- [EXERCISE DESCRIPTION] Copy each of the entries below faithfully, setting aside any pictures.

Records from a collection of figures:
★ ★ ★ ★ ★
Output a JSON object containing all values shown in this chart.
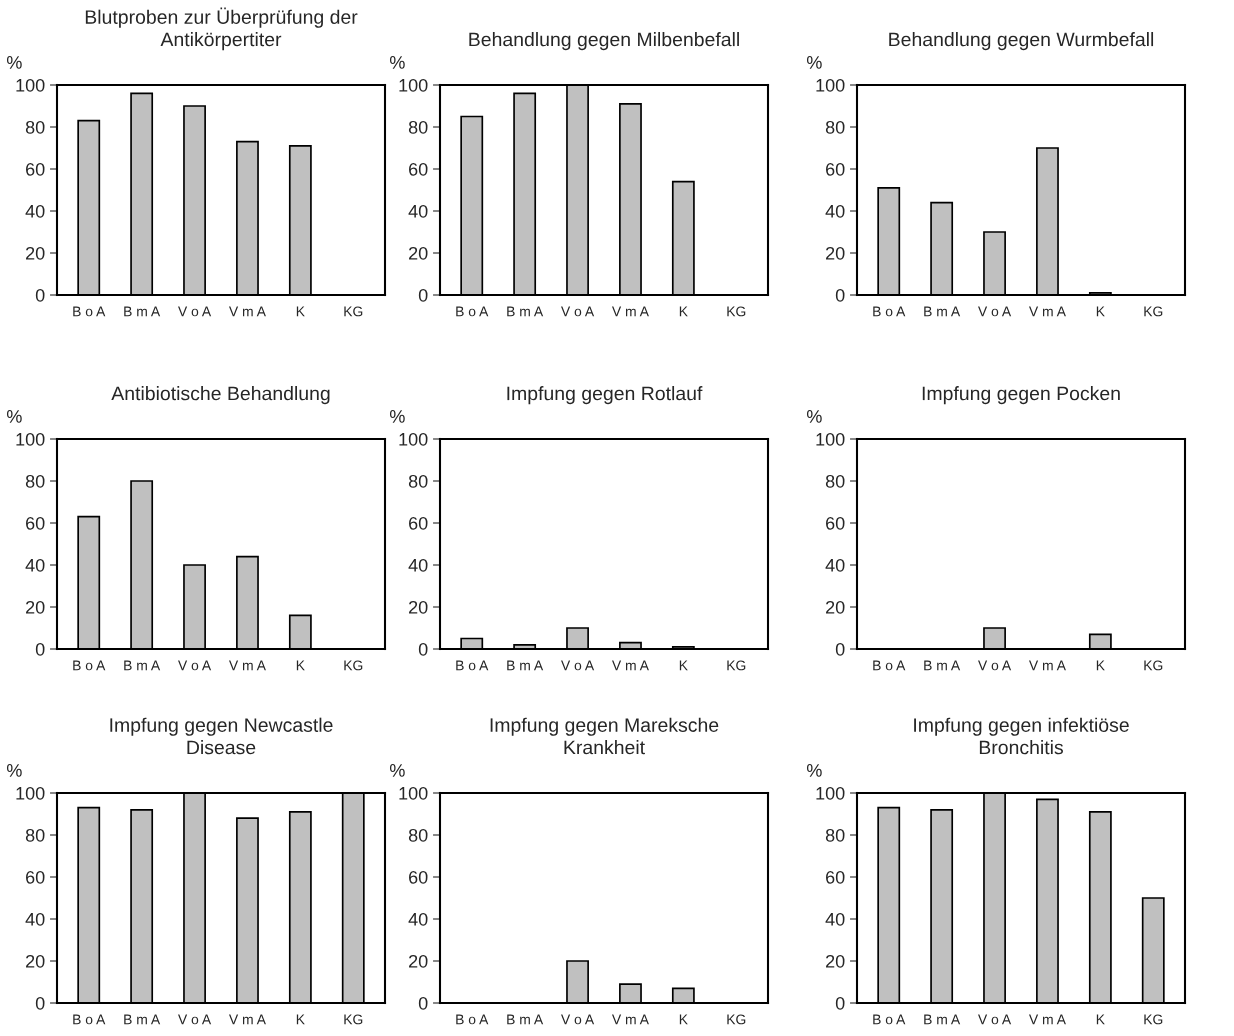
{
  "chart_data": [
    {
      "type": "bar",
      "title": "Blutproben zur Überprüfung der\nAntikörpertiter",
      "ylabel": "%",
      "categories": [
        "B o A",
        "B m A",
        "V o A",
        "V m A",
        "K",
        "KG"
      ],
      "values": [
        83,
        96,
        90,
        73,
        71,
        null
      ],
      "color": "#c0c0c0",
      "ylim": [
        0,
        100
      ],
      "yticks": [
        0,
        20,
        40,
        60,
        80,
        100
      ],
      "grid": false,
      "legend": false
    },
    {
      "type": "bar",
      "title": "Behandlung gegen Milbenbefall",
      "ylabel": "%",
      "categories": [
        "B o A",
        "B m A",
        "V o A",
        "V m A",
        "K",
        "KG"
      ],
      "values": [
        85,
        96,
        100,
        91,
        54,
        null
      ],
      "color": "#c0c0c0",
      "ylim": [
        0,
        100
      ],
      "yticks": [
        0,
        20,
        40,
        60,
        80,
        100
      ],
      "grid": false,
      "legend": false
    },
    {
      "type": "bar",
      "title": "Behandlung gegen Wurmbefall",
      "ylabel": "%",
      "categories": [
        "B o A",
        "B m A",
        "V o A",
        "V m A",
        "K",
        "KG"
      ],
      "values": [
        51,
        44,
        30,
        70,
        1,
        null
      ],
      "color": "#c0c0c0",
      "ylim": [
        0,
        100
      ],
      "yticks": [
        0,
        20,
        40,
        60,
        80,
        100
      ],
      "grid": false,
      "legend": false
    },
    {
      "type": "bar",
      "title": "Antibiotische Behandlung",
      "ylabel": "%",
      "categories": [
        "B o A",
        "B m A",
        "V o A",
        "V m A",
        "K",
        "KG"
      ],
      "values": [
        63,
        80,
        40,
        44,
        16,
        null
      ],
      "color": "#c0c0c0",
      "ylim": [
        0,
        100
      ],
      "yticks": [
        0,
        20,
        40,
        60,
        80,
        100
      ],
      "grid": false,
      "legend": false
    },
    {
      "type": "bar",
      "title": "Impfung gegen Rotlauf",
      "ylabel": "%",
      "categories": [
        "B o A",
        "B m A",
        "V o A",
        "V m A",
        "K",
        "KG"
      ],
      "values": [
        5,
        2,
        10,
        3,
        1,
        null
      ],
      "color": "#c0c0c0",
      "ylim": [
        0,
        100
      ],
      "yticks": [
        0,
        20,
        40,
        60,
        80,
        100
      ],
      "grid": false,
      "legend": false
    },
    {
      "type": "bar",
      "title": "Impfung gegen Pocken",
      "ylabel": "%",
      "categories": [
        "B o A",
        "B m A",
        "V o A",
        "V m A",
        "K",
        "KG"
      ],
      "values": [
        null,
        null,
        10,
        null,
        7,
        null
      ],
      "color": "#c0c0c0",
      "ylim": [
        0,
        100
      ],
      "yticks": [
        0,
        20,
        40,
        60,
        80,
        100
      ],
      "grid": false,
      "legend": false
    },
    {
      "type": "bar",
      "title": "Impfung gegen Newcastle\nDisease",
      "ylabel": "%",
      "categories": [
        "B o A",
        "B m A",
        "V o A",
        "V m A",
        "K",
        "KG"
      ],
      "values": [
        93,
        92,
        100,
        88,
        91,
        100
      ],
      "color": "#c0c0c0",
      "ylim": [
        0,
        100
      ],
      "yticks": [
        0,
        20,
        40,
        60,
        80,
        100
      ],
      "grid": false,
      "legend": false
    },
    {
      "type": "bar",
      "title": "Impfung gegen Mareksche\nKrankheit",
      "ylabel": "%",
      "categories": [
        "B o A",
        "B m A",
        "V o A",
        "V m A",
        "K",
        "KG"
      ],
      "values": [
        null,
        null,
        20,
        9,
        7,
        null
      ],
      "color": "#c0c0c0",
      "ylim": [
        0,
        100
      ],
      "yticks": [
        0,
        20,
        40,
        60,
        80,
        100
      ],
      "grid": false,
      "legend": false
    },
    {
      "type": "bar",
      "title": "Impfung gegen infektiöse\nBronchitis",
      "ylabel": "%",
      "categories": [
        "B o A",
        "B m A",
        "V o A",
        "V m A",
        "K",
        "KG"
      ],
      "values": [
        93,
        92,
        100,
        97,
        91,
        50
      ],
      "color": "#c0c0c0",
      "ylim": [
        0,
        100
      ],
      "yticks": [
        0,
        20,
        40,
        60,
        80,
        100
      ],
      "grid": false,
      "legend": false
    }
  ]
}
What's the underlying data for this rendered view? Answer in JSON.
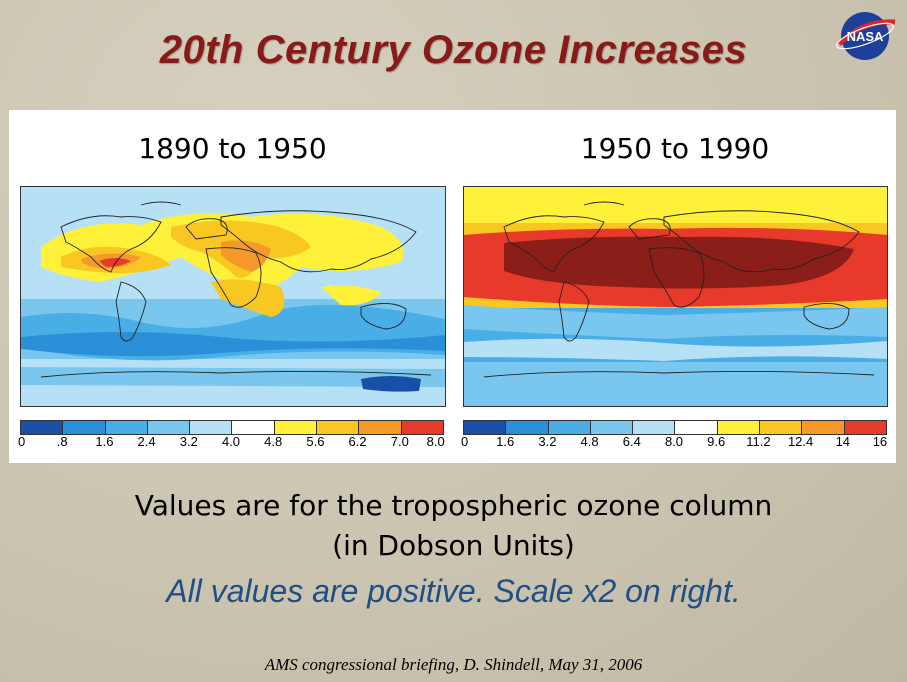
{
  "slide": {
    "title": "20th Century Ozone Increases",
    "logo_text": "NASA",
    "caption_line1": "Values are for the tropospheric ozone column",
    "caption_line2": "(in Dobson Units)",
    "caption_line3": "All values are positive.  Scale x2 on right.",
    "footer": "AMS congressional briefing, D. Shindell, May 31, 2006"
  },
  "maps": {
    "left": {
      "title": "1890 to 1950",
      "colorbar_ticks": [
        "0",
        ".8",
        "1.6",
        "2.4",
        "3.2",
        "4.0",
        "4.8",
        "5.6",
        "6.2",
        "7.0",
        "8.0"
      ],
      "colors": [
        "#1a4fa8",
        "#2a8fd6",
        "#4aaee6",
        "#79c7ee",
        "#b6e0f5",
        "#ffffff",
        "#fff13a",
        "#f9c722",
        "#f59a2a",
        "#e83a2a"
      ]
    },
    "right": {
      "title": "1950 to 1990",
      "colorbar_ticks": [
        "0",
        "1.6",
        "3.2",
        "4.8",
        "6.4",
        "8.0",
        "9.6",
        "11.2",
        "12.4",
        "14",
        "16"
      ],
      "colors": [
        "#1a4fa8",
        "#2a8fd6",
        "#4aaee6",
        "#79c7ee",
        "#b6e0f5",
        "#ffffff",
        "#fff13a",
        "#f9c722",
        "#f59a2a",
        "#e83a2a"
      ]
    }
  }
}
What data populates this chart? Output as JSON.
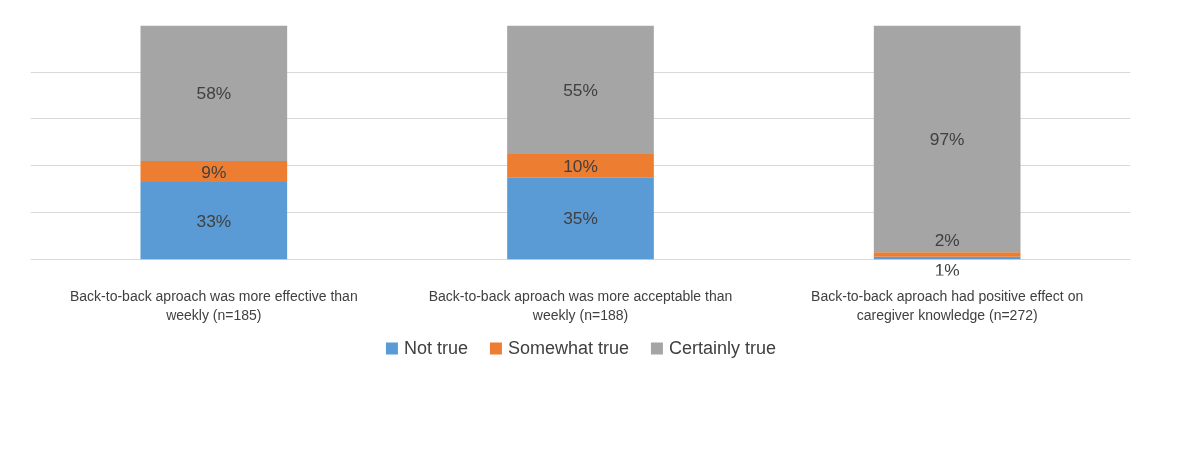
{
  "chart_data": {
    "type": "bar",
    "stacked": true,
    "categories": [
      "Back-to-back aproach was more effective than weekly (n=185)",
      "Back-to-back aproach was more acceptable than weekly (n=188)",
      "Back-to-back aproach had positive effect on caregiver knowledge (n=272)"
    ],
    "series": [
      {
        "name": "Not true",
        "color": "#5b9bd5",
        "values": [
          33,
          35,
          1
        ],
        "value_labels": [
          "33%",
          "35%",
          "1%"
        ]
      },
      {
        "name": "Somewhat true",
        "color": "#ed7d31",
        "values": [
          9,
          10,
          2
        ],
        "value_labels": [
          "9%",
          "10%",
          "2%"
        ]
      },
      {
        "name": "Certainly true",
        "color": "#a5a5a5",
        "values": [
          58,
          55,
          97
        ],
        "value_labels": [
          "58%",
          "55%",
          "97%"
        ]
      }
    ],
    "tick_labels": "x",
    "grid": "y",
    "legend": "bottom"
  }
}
★ ★ ★ ★ ★
- [CORRECT ANSWER]
Output a JSON object containing all values shown in this chart.
{
  "chart_data": [
    {
      "type": "bar",
      "title": "Blutproben zur Überprüfung der\nAntikörpertiter",
      "ylabel": "%",
      "categories": [
        "B o A",
        "B m A",
        "V o A",
        "V m A",
        "K",
        "KG"
      ],
      "values": [
        83,
        96,
        90,
        73,
        71,
        null
      ],
      "color": "#c0c0c0",
      "ylim": [
        0,
        100
      ],
      "yticks": [
        0,
        20,
        40,
        60,
        80,
        100
      ],
      "grid": false,
      "legend": false
    },
    {
      "type": "bar",
      "title": "Behandlung gegen Milbenbefall",
      "ylabel": "%",
      "categories": [
        "B o A",
        "B m A",
        "V o A",
        "V m A",
        "K",
        "KG"
      ],
      "values": [
        85,
        96,
        100,
        91,
        54,
        null
      ],
      "color": "#c0c0c0",
      "ylim": [
        0,
        100
      ],
      "yticks": [
        0,
        20,
        40,
        60,
        80,
        100
      ],
      "grid": false,
      "legend": false
    },
    {
      "type": "bar",
      "title": "Behandlung gegen Wurmbefall",
      "ylabel": "%",
      "categories": [
        "B o A",
        "B m A",
        "V o A",
        "V m A",
        "K",
        "KG"
      ],
      "values": [
        51,
        44,
        30,
        70,
        1,
        null
      ],
      "color": "#c0c0c0",
      "ylim": [
        0,
        100
      ],
      "yticks": [
        0,
        20,
        40,
        60,
        80,
        100
      ],
      "grid": false,
      "legend": false
    },
    {
      "type": "bar",
      "title": "Antibiotische Behandlung",
      "ylabel": "%",
      "categories": [
        "B o A",
        "B m A",
        "V o A",
        "V m A",
        "K",
        "KG"
      ],
      "values": [
        63,
        80,
        40,
        44,
        16,
        null
      ],
      "color": "#c0c0c0",
      "ylim": [
        0,
        100
      ],
      "yticks": [
        0,
        20,
        40,
        60,
        80,
        100
      ],
      "grid": false,
      "legend": false
    },
    {
      "type": "bar",
      "title": "Impfung gegen Rotlauf",
      "ylabel": "%",
      "categories": [
        "B o A",
        "B m A",
        "V o A",
        "V m A",
        "K",
        "KG"
      ],
      "values": [
        5,
        2,
        10,
        3,
        1,
        null
      ],
      "color": "#c0c0c0",
      "ylim": [
        0,
        100
      ],
      "yticks": [
        0,
        20,
        40,
        60,
        80,
        100
      ],
      "grid": false,
      "legend": false
    },
    {
      "type": "bar",
      "title": "Impfung gegen Pocken",
      "ylabel": "%",
      "categories": [
        "B o A",
        "B m A",
        "V o A",
        "V m A",
        "K",
        "KG"
      ],
      "values": [
        null,
        null,
        10,
        null,
        7,
        null
      ],
      "color": "#c0c0c0",
      "ylim": [
        0,
        100
      ],
      "yticks": [
        0,
        20,
        40,
        60,
        80,
        100
      ],
      "grid": false,
      "legend": false
    },
    {
      "type": "bar",
      "title": "Impfung gegen Newcastle\nDisease",
      "ylabel": "%",
      "categories": [
        "B o A",
        "B m A",
        "V o A",
        "V m A",
        "K",
        "KG"
      ],
      "values": [
        93,
        92,
        100,
        88,
        91,
        100
      ],
      "color": "#c0c0c0",
      "ylim": [
        0,
        100
      ],
      "yticks": [
        0,
        20,
        40,
        60,
        80,
        100
      ],
      "grid": false,
      "legend": false
    },
    {
      "type": "bar",
      "title": "Impfung gegen Mareksche\nKrankheit",
      "ylabel": "%",
      "categories": [
        "B o A",
        "B m A",
        "V o A",
        "V m A",
        "K",
        "KG"
      ],
      "values": [
        null,
        null,
        20,
        9,
        7,
        null
      ],
      "color": "#c0c0c0",
      "ylim": [
        0,
        100
      ],
      "yticks": [
        0,
        20,
        40,
        60,
        80,
        100
      ],
      "grid": false,
      "legend": false
    },
    {
      "type": "bar",
      "title": "Impfung gegen infektiöse\nBronchitis",
      "ylabel": "%",
      "categories": [
        "B o A",
        "B m A",
        "V o A",
        "V m A",
        "K",
        "KG"
      ],
      "values": [
        93,
        92,
        100,
        97,
        91,
        50
      ],
      "color": "#c0c0c0",
      "ylim": [
        0,
        100
      ],
      "yticks": [
        0,
        20,
        40,
        60,
        80,
        100
      ],
      "grid": false,
      "legend": false
    }
  ]
}
What's the underlying data for this rendered view? Answer in JSON.
{
  "slide": {
    "title": "20th Century Ozone Increases",
    "logo_text": "NASA",
    "caption_line1": "Values are for the tropospheric ozone column",
    "caption_line2": "(in Dobson Units)",
    "caption_line3": "All values are positive.  Scale x2 on right.",
    "footer": "AMS congressional briefing, D. Shindell, May 31, 2006"
  },
  "maps": {
    "left": {
      "title": "1890 to 1950",
      "colorbar_ticks": [
        "0",
        ".8",
        "1.6",
        "2.4",
        "3.2",
        "4.0",
        "4.8",
        "5.6",
        "6.2",
        "7.0",
        "8.0"
      ],
      "colors": [
        "#1a4fa8",
        "#2a8fd6",
        "#4aaee6",
        "#79c7ee",
        "#b6e0f5",
        "#ffffff",
        "#fff13a",
        "#f9c722",
        "#f59a2a",
        "#e83a2a"
      ]
    },
    "right": {
      "title": "1950 to 1990",
      "colorbar_ticks": [
        "0",
        "1.6",
        "3.2",
        "4.8",
        "6.4",
        "8.0",
        "9.6",
        "11.2",
        "12.4",
        "14",
        "16"
      ],
      "colors": [
        "#1a4fa8",
        "#2a8fd6",
        "#4aaee6",
        "#79c7ee",
        "#b6e0f5",
        "#ffffff",
        "#fff13a",
        "#f9c722",
        "#f59a2a",
        "#e83a2a"
      ]
    }
  }
}
What data populates this chart? Output as JSON.
{
  "chart_data": {
    "type": "bar",
    "stacked": true,
    "categories": [
      "Back-to-back aproach was more effective than weekly (n=185)",
      "Back-to-back aproach was more acceptable than weekly (n=188)",
      "Back-to-back aproach had positive effect on caregiver knowledge (n=272)"
    ],
    "series": [
      {
        "name": "Not true",
        "color": "#5b9bd5",
        "values": [
          33,
          35,
          1
        ],
        "value_labels": [
          "33%",
          "35%",
          "1%"
        ]
      },
      {
        "name": "Somewhat true",
        "color": "#ed7d31",
        "values": [
          9,
          10,
          2
        ],
        "value_labels": [
          "9%",
          "10%",
          "2%"
        ]
      },
      {
        "name": "Certainly true",
        "color": "#a5a5a5",
        "values": [
          58,
          55,
          97
        ],
        "value_labels": [
          "58%",
          "55%",
          "97%"
        ]
      }
    ],
    "tick_labels": "x",
    "grid": "y",
    "legend": "bottom"
  }
}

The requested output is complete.